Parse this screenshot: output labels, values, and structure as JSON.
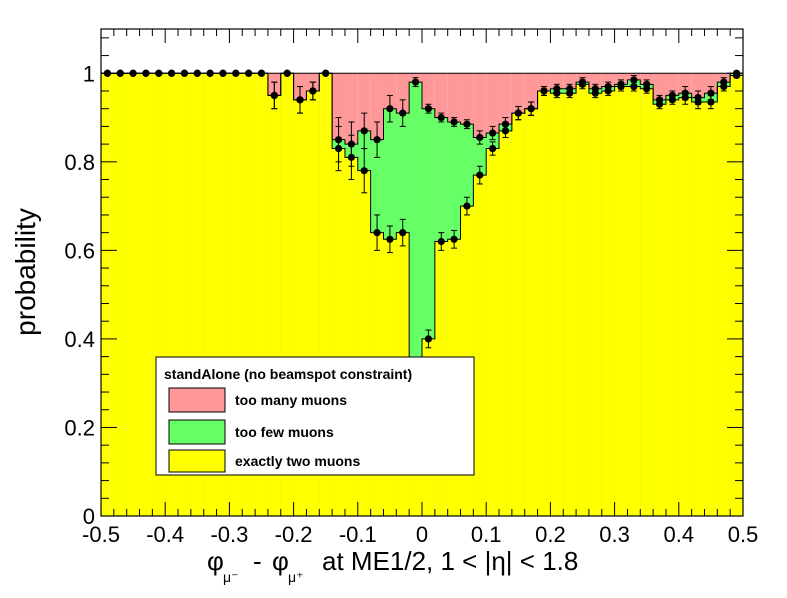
{
  "chart_data": {
    "type": "area",
    "xlabel": "at ME1/2, 1 < |η| < 1.8",
    "xlabel_phi_minus": "φ",
    "xlabel_mu_minus_sub": "μ⁻",
    "xlabel_dash": "-",
    "xlabel_phi_plus": "φ",
    "xlabel_mu_plus_sub": "μ⁺",
    "ylabel": "probability",
    "xlim": [
      -0.5,
      0.5
    ],
    "ylim": [
      0,
      1.1
    ],
    "x_ticks": [
      -0.5,
      -0.4,
      -0.3,
      -0.2,
      -0.1,
      0,
      0.1,
      0.2,
      0.3,
      0.4,
      0.5
    ],
    "x_tick_labels": [
      "-0.5",
      "-0.4",
      "-0.3",
      "-0.2",
      "-0.1",
      "0",
      "0.1",
      "0.2",
      "0.3",
      "0.4",
      "0.5"
    ],
    "y_ticks": [
      0,
      0.2,
      0.4,
      0.6,
      0.8,
      1
    ],
    "y_tick_labels": [
      "0",
      "0.2",
      "0.4",
      "0.6",
      "0.8",
      "1"
    ],
    "legend": {
      "title": "standAlone (no beamspot constraint)",
      "placement": "bottom-left",
      "entries": [
        {
          "label": "too many muons",
          "color": "#ff9999"
        },
        {
          "label": "too few muons",
          "color": "#66ff66"
        },
        {
          "label": "exactly two muons",
          "color": "#ffff00"
        }
      ]
    },
    "bin_width": 0.02,
    "x": [
      -0.49,
      -0.47,
      -0.45,
      -0.43,
      -0.41,
      -0.39,
      -0.37,
      -0.35,
      -0.33,
      -0.31,
      -0.29,
      -0.27,
      -0.25,
      -0.23,
      -0.21,
      -0.19,
      -0.17,
      -0.15,
      -0.13,
      -0.11,
      -0.09,
      -0.07,
      -0.05,
      -0.03,
      -0.01,
      0.01,
      0.03,
      0.05,
      0.07,
      0.09,
      0.11,
      0.13,
      0.15,
      0.17,
      0.19,
      0.21,
      0.23,
      0.25,
      0.27,
      0.29,
      0.31,
      0.33,
      0.35,
      0.37,
      0.39,
      0.41,
      0.43,
      0.45,
      0.47,
      0.49
    ],
    "series": [
      {
        "name": "exactly two muons",
        "color": "#ffff00",
        "values": [
          1,
          1,
          1,
          1,
          1,
          1,
          1,
          1,
          1,
          1,
          1,
          1,
          1,
          0.95,
          1,
          0.94,
          0.96,
          1,
          0.83,
          0.81,
          0.78,
          0.64,
          0.625,
          0.64,
          0.22,
          0.4,
          0.62,
          0.625,
          0.7,
          0.77,
          0.83,
          0.87,
          0.91,
          0.92,
          0.96,
          0.955,
          0.955,
          0.975,
          0.955,
          0.96,
          0.97,
          0.97,
          0.965,
          0.93,
          0.94,
          0.945,
          0.935,
          0.935,
          0.97,
          0.995
        ],
        "errors": [
          0,
          0,
          0,
          0,
          0,
          0,
          0,
          0,
          0,
          0,
          0,
          0,
          0,
          0.03,
          0,
          0.03,
          0.02,
          0,
          0.05,
          0.05,
          0.05,
          0.04,
          0.03,
          0.03,
          0.02,
          0.02,
          0.02,
          0.02,
          0.02,
          0.02,
          0.015,
          0.015,
          0.015,
          0.015,
          0.01,
          0.01,
          0.01,
          0.01,
          0.01,
          0.01,
          0.01,
          0.01,
          0.01,
          0.01,
          0.01,
          0.015,
          0.015,
          0.015,
          0.01,
          0.005
        ]
      },
      {
        "name": "too few muons",
        "color": "#66ff66",
        "values": [
          1,
          1,
          1,
          1,
          1,
          1,
          1,
          1,
          1,
          1,
          1,
          1,
          1,
          0.95,
          1,
          0.94,
          0.96,
          1,
          0.85,
          0.84,
          0.87,
          0.85,
          0.92,
          0.91,
          0.98,
          0.92,
          0.9,
          0.89,
          0.885,
          0.855,
          0.865,
          0.885,
          0.91,
          0.92,
          0.96,
          0.965,
          0.965,
          0.98,
          0.965,
          0.97,
          0.975,
          0.985,
          0.975,
          0.94,
          0.95,
          0.955,
          0.945,
          0.955,
          0.98,
          1
        ],
        "errors": [
          0,
          0,
          0,
          0,
          0,
          0,
          0,
          0,
          0,
          0,
          0,
          0,
          0,
          0.03,
          0,
          0.03,
          0.02,
          0,
          0.05,
          0.05,
          0.04,
          0.04,
          0.03,
          0.03,
          0.01,
          0.01,
          0.01,
          0.01,
          0.01,
          0.015,
          0.015,
          0.015,
          0.015,
          0.015,
          0.01,
          0.01,
          0.01,
          0.01,
          0.01,
          0.01,
          0.01,
          0.01,
          0.01,
          0.01,
          0.01,
          0.015,
          0.015,
          0.015,
          0.01,
          0.005
        ]
      },
      {
        "name": "too many muons",
        "color": "#ff9999",
        "values": [
          1,
          1,
          1,
          1,
          1,
          1,
          1,
          1,
          1,
          1,
          1,
          1,
          1,
          1,
          1,
          1,
          1,
          1,
          1,
          1,
          1,
          1,
          1,
          1,
          1,
          1,
          1,
          1,
          1,
          1,
          1,
          1,
          1,
          1,
          1,
          1,
          1,
          1,
          1,
          1,
          1,
          1,
          1,
          1,
          1,
          1,
          1,
          1,
          1,
          1
        ]
      }
    ],
    "colors": {
      "marker": "#000000",
      "frame": "#000000",
      "background": "#ffffff"
    }
  }
}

________________

Repeat the records above exactly, leaving out the pictures.

- [RESPONSE FOR THIS EXERCISE]
Parse this screenshot: output labels, values, and structure as JSON.
{
  "chart_data": {
    "type": "area",
    "xlabel": "at ME1/2, 1 < |η| < 1.8",
    "xlabel_phi_minus": "φ",
    "xlabel_mu_minus_sub": "μ⁻",
    "xlabel_dash": "-",
    "xlabel_phi_plus": "φ",
    "xlabel_mu_plus_sub": "μ⁺",
    "ylabel": "probability",
    "xlim": [
      -0.5,
      0.5
    ],
    "ylim": [
      0,
      1.1
    ],
    "x_ticks": [
      -0.5,
      -0.4,
      -0.3,
      -0.2,
      -0.1,
      0,
      0.1,
      0.2,
      0.3,
      0.4,
      0.5
    ],
    "x_tick_labels": [
      "-0.5",
      "-0.4",
      "-0.3",
      "-0.2",
      "-0.1",
      "0",
      "0.1",
      "0.2",
      "0.3",
      "0.4",
      "0.5"
    ],
    "y_ticks": [
      0,
      0.2,
      0.4,
      0.6,
      0.8,
      1
    ],
    "y_tick_labels": [
      "0",
      "0.2",
      "0.4",
      "0.6",
      "0.8",
      "1"
    ],
    "legend": {
      "title": "standAlone (no beamspot constraint)",
      "placement": "bottom-left",
      "entries": [
        {
          "label": "too many muons",
          "color": "#ff9999"
        },
        {
          "label": "too few muons",
          "color": "#66ff66"
        },
        {
          "label": "exactly two muons",
          "color": "#ffff00"
        }
      ]
    },
    "bin_width": 0.02,
    "x": [
      -0.49,
      -0.47,
      -0.45,
      -0.43,
      -0.41,
      -0.39,
      -0.37,
      -0.35,
      -0.33,
      -0.31,
      -0.29,
      -0.27,
      -0.25,
      -0.23,
      -0.21,
      -0.19,
      -0.17,
      -0.15,
      -0.13,
      -0.11,
      -0.09,
      -0.07,
      -0.05,
      -0.03,
      -0.01,
      0.01,
      0.03,
      0.05,
      0.07,
      0.09,
      0.11,
      0.13,
      0.15,
      0.17,
      0.19,
      0.21,
      0.23,
      0.25,
      0.27,
      0.29,
      0.31,
      0.33,
      0.35,
      0.37,
      0.39,
      0.41,
      0.43,
      0.45,
      0.47,
      0.49
    ],
    "series": [
      {
        "name": "exactly two muons",
        "color": "#ffff00",
        "values": [
          1,
          1,
          1,
          1,
          1,
          1,
          1,
          1,
          1,
          1,
          1,
          1,
          1,
          0.95,
          1,
          0.94,
          0.96,
          1,
          0.83,
          0.81,
          0.78,
          0.64,
          0.625,
          0.64,
          0.22,
          0.4,
          0.62,
          0.625,
          0.7,
          0.77,
          0.83,
          0.87,
          0.91,
          0.92,
          0.96,
          0.955,
          0.955,
          0.975,
          0.955,
          0.96,
          0.97,
          0.97,
          0.965,
          0.93,
          0.94,
          0.945,
          0.935,
          0.935,
          0.97,
          0.995
        ],
        "errors": [
          0,
          0,
          0,
          0,
          0,
          0,
          0,
          0,
          0,
          0,
          0,
          0,
          0,
          0.03,
          0,
          0.03,
          0.02,
          0,
          0.05,
          0.05,
          0.05,
          0.04,
          0.03,
          0.03,
          0.02,
          0.02,
          0.02,
          0.02,
          0.02,
          0.02,
          0.015,
          0.015,
          0.015,
          0.015,
          0.01,
          0.01,
          0.01,
          0.01,
          0.01,
          0.01,
          0.01,
          0.01,
          0.01,
          0.01,
          0.01,
          0.015,
          0.015,
          0.015,
          0.01,
          0.005
        ]
      },
      {
        "name": "too few muons",
        "color": "#66ff66",
        "values": [
          1,
          1,
          1,
          1,
          1,
          1,
          1,
          1,
          1,
          1,
          1,
          1,
          1,
          0.95,
          1,
          0.94,
          0.96,
          1,
          0.85,
          0.84,
          0.87,
          0.85,
          0.92,
          0.91,
          0.98,
          0.92,
          0.9,
          0.89,
          0.885,
          0.855,
          0.865,
          0.885,
          0.91,
          0.92,
          0.96,
          0.965,
          0.965,
          0.98,
          0.965,
          0.97,
          0.975,
          0.985,
          0.975,
          0.94,
          0.95,
          0.955,
          0.945,
          0.955,
          0.98,
          1
        ],
        "errors": [
          0,
          0,
          0,
          0,
          0,
          0,
          0,
          0,
          0,
          0,
          0,
          0,
          0,
          0.03,
          0,
          0.03,
          0.02,
          0,
          0.05,
          0.05,
          0.04,
          0.04,
          0.03,
          0.03,
          0.01,
          0.01,
          0.01,
          0.01,
          0.01,
          0.015,
          0.015,
          0.015,
          0.015,
          0.015,
          0.01,
          0.01,
          0.01,
          0.01,
          0.01,
          0.01,
          0.01,
          0.01,
          0.01,
          0.01,
          0.01,
          0.015,
          0.015,
          0.015,
          0.01,
          0.005
        ]
      },
      {
        "name": "too many muons",
        "color": "#ff9999",
        "values": [
          1,
          1,
          1,
          1,
          1,
          1,
          1,
          1,
          1,
          1,
          1,
          1,
          1,
          1,
          1,
          1,
          1,
          1,
          1,
          1,
          1,
          1,
          1,
          1,
          1,
          1,
          1,
          1,
          1,
          1,
          1,
          1,
          1,
          1,
          1,
          1,
          1,
          1,
          1,
          1,
          1,
          1,
          1,
          1,
          1,
          1,
          1,
          1,
          1,
          1
        ]
      }
    ],
    "colors": {
      "marker": "#000000",
      "frame": "#000000",
      "background": "#ffffff"
    }
  }
}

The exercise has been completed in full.